#### Source excerpt:
I’ve recently received several email warnings: “You are receiving this alert email because connections to your cluster(s) have exceeded 500”. I’m on the M0 free tier and using Mongoose and Nextjs deployed to Vercel. After a lot of googling I refactored my connection code to cache the connection, see here: birdinghotspots/mongo.ts at main · rawcomposition/birdinghotspots · GitHub
Connection caching seems to work. I console.log every time a new connection is created and I can see this happens once or twice after deployment and then never again.
However, after making that change I received another warning this morning. My connections had spiked to 425 for a 5-10 min period. I set the maxPoolSize option in Mongoose to 10 (see here: birdinghotspots/mongo.ts at main · rawcomposition/birdinghotspots · GitHub ) which seemed to have no effect. My connections are hovering around 25-60 at any given time and seems to increase with higher traffic, such as when several bots are indexing my site at the same time. It even spiked to 97 while I was monitoring it this morning after adjusting the maxPoolSize.
I should add that this is not a crazy high traffic site. We get maybe 10,000 users a month. Though we have tens of thousands of pages, and with all the bots hitting it I notice Vercel logs server requests every couple seconds, sometimes with bursts up to a few a second. I’m not sure what the traffic was like when it hit 380 connections since I wasn’t monitoring it.
Why is maxPoolSize having no effect, and how can I get these connections under control?
This happened again just now. I noticed the spike happened right when a bunch of my Vercel functions timed out at their 10s limit while trying to connect to MongoDB. I had set serverSelectionTimeoutMS to 9s, attempting to prevent reaching the Vercel timeout, but apparently that didn’t fix the problem. What could cause the MongoDB connection to time out? And why would this cause my MongoDB connections to spike exponentially?
I just tried changing bufferCommands to false. I’ll see if that makes any difference.
I’m considering switching to a regular server environment to avoid these serverless headaches.
I’m still encountering this issue about every 2 days, usually early in the morning (Pacific time). It lasts for a minute or two. There’s a spike in connections and most of my queries are exceeding the 10s timeout on Vercel. It does seem like MongoDB successfully connects (see screenshot where I log the successful connection). The queries being run in these functions take < 200ms normally. Note that the Mongo connection is successfully cached when running normally. For some reason during these weird spikes, it tries to create a connection on each function request.
I’m the Product Manager for the Node.js driver here at MongoDB. First off, our apologies as this request seems to have slipped through during the lead up to the Christmas break.

#### Parts of the exercise:
**a.** In the thread, what value was Mongoose's maxPoolSize option set to?
**b.** Decide whether each statement agrees with the thread, and quote the words that settle it: (i) The site gets about 10,000 users a month. (ii) serverSelectionTimeoutMS was set to 9 seconds. (iii) The queries in these functions normally take more than a second.
None of the material is needed here.

#### Given information:
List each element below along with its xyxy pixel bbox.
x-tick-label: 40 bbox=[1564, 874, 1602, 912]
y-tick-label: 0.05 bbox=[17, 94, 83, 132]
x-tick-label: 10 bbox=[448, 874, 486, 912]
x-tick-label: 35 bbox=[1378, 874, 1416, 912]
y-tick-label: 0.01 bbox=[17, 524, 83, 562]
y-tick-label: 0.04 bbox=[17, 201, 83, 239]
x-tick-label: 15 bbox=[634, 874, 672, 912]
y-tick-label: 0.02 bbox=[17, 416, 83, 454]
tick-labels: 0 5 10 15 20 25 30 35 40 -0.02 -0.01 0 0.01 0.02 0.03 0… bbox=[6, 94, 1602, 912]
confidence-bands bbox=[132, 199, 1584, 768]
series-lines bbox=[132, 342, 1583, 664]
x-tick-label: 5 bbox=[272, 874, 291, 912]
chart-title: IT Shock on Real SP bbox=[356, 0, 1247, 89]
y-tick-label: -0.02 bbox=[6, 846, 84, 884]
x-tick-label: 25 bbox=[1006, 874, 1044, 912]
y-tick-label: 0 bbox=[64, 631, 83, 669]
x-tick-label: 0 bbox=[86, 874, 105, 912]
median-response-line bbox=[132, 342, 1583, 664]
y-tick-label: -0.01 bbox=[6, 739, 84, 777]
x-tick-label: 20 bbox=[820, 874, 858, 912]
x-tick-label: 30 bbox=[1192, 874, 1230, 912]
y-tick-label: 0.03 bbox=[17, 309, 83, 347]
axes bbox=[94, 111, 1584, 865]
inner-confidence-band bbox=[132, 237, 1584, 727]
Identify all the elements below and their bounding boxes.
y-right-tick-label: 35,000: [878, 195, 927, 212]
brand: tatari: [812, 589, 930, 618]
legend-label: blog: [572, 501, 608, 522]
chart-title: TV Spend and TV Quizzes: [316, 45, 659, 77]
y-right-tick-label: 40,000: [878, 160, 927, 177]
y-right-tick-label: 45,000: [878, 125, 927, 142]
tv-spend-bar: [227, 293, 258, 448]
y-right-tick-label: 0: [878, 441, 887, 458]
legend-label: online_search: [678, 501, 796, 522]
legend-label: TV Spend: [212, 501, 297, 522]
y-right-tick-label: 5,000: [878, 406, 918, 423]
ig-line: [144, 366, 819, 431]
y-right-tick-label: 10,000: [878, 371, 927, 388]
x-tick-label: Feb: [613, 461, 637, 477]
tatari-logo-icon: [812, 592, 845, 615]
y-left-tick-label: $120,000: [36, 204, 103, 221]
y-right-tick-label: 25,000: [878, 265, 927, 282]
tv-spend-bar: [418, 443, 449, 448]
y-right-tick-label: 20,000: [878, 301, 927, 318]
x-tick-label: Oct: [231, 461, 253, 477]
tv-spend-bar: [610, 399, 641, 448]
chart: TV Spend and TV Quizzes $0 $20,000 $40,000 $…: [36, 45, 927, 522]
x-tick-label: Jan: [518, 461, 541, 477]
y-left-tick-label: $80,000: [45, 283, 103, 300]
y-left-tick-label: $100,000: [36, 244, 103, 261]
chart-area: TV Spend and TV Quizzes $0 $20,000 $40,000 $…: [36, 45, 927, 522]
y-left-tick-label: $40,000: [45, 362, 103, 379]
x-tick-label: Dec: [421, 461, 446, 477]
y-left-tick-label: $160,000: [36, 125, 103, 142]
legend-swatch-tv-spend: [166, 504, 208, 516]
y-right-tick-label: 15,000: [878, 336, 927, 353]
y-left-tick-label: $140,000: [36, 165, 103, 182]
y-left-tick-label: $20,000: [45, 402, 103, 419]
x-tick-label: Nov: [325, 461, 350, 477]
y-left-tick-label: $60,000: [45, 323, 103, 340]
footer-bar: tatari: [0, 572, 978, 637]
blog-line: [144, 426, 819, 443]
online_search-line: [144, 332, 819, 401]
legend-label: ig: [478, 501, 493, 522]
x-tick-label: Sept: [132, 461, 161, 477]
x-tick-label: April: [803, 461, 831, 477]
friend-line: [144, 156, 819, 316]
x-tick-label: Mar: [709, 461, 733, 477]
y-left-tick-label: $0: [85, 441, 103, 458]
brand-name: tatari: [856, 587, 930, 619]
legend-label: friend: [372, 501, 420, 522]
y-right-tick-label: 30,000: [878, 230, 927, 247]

#### Answers for the tasks:
**a.** 10

**b.**
(i) Yes: "We get maybe 10,000 users a month."
(ii) Yes: "I had set serverSelectionTimeoutMS to 9s"
(iii) No: "The queries being run in these functions take < 200ms normally."